> _Supplied passage_:

--------------------

If you were employed by Disney, you had to read well in most situations, but not all. You had to be well-versed in multiple styles in ALL situations that you'd be playing in. If a guest made a request, you were expected to try to accommodate it. You might have gone from a rock band at 3 pm to reggae at 7 pm to bop at 9 pm. This was just expected if you worked FOR DISNEY. An example: Say you're the drummer in the Epcot rock band that plays every day at 3 pm over in world showcase. The Dixieland Jazz group in Magic Kingdom's drummer calls in sick and you were expected to go play in that group if at all possible at 7 pm. You've never heard them, met any of them, etc. You just went and put on that costume and were expected to pull it off perfectly as part of your hourly wage. This used to happen at least once a week back in the day. Obviously, I could never pull that stuff off as a non-sight reader. But there were plenty of musicians that did every single day and made pretty good money doing so.

--------------------

(Coordinate annotation records)
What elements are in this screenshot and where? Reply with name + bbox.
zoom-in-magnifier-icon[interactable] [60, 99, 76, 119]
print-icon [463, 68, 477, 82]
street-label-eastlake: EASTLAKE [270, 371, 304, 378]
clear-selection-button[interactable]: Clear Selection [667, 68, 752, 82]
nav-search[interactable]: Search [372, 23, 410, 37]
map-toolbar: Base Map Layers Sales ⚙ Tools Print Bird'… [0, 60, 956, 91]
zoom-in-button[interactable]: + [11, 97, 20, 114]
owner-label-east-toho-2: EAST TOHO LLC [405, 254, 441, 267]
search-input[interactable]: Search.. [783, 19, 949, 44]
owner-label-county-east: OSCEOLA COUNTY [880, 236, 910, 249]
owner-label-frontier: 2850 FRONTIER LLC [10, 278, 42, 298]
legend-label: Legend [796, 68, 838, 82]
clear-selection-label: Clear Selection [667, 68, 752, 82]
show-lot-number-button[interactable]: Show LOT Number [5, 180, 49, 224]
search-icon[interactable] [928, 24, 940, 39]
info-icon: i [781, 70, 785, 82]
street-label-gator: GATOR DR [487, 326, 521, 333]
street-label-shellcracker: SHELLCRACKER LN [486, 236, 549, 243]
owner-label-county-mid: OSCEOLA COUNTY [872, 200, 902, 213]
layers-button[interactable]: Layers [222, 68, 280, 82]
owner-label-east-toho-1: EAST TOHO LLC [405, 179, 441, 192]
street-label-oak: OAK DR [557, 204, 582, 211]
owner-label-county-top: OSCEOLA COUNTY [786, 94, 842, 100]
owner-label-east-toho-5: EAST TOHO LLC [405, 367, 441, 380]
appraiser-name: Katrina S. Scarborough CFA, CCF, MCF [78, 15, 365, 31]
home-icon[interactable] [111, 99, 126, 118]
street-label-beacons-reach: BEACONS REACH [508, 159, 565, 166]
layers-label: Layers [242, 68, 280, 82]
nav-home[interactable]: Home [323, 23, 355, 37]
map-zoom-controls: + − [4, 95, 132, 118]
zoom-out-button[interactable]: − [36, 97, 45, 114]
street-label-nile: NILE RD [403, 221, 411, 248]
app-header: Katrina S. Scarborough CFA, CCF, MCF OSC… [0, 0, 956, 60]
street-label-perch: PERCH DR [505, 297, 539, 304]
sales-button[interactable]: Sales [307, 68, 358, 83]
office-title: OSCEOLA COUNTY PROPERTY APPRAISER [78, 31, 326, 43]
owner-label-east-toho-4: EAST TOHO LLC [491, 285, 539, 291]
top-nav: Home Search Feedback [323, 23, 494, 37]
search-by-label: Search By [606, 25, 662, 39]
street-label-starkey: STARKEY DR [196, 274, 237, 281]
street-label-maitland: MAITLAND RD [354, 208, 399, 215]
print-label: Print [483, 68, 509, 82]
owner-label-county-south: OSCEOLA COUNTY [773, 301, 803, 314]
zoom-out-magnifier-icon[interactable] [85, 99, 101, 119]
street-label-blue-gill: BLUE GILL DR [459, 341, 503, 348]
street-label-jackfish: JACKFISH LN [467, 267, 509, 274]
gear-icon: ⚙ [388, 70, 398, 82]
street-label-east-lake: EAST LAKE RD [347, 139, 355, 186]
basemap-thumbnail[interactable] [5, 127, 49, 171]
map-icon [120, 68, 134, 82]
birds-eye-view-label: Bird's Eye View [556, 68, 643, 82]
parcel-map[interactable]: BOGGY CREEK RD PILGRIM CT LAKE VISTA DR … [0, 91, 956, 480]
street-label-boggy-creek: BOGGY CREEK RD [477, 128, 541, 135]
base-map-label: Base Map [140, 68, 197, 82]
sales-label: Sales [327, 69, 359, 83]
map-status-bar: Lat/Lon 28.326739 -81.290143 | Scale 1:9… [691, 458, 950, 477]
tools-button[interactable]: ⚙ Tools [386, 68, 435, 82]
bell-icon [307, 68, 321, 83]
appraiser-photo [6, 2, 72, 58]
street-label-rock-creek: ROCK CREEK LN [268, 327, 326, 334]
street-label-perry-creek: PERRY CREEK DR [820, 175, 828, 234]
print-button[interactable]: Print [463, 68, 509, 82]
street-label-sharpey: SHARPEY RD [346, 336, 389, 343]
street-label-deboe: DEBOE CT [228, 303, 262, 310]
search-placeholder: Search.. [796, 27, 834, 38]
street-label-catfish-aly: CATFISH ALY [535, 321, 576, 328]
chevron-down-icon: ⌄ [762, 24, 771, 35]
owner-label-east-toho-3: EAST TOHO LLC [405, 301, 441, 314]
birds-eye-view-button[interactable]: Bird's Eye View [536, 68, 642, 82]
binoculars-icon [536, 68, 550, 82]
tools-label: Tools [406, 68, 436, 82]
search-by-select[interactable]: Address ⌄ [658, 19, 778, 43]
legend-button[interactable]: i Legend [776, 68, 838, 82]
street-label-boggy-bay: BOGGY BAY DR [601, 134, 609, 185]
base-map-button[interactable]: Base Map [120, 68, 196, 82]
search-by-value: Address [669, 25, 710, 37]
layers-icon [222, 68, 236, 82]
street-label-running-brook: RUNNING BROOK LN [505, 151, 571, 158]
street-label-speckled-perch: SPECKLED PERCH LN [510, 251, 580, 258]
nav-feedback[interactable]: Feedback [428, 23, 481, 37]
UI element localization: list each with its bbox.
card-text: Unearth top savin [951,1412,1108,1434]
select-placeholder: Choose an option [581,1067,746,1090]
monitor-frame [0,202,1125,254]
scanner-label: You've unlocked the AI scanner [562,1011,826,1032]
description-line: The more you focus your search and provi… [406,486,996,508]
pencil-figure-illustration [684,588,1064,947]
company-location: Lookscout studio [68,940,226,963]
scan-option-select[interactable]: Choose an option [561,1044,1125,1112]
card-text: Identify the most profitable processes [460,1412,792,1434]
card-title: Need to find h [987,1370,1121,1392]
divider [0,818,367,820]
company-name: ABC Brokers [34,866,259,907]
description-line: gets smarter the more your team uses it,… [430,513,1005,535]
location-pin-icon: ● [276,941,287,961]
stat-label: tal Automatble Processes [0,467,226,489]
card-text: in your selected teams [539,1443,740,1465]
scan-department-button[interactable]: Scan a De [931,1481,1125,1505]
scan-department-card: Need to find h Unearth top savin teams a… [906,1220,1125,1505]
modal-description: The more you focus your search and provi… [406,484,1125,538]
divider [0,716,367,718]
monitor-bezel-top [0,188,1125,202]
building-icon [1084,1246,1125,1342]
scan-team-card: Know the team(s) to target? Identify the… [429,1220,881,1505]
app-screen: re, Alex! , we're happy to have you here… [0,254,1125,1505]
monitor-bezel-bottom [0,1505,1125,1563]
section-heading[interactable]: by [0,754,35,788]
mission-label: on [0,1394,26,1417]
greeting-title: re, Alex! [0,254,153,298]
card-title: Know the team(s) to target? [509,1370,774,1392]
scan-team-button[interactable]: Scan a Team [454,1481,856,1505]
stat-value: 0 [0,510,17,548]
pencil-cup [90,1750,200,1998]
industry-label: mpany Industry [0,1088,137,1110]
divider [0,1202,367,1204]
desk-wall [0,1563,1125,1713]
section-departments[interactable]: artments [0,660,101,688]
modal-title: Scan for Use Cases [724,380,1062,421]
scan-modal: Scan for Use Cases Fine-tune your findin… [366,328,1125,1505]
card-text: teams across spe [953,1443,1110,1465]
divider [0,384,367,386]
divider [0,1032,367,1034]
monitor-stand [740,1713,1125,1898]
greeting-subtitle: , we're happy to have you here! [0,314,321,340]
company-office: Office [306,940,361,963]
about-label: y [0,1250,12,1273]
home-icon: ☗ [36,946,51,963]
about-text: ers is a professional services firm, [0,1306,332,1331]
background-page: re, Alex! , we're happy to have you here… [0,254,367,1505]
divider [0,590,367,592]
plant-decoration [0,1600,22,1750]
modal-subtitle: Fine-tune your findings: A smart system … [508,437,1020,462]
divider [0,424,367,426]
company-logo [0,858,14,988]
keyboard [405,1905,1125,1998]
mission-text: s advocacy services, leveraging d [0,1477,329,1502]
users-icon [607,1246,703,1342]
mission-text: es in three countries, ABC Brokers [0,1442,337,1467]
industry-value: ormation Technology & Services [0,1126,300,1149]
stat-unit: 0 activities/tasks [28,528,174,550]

--------------------

> _Prompt A_: In the passage about working as a Disney musician, why does the writer say they could never have filled in for another group's drummer? Answer in one to three sentences.
> _Prompt B_: Resume the passage about working as a Disney musician after its final sentence.
The records were taken from a separate source.

> _Exercise output A_: The writer was not a sight reader. Filling in meant joining a group they had never heard or met and still pulling off the performance perfectly.

> _Exercise output B_:
That said, there were many groups/bands that were independent contractors that did "their thing" and that's it. They didn't work as often as the full Disney employees in the parks, but the money was pretty good. I knew several guys that just did one or two gigs per week in the parks to supplement their full-time bands' income in the Orlando area. One of those fellas was later in Creed. Another one formed Seven Mary Three. Lots of great players went through the Disney ranks in one way or another back then.

Back in the Pleasure Island days when everybody expected live music every night, if you had a really good band, you could play Thursday, Friday, Saturday (two shows per day) on the West End stage and make about $5k and get a couple of free rooms and park tickets. I'm guessing those days are long gone, but it was a blast back then to do those shows.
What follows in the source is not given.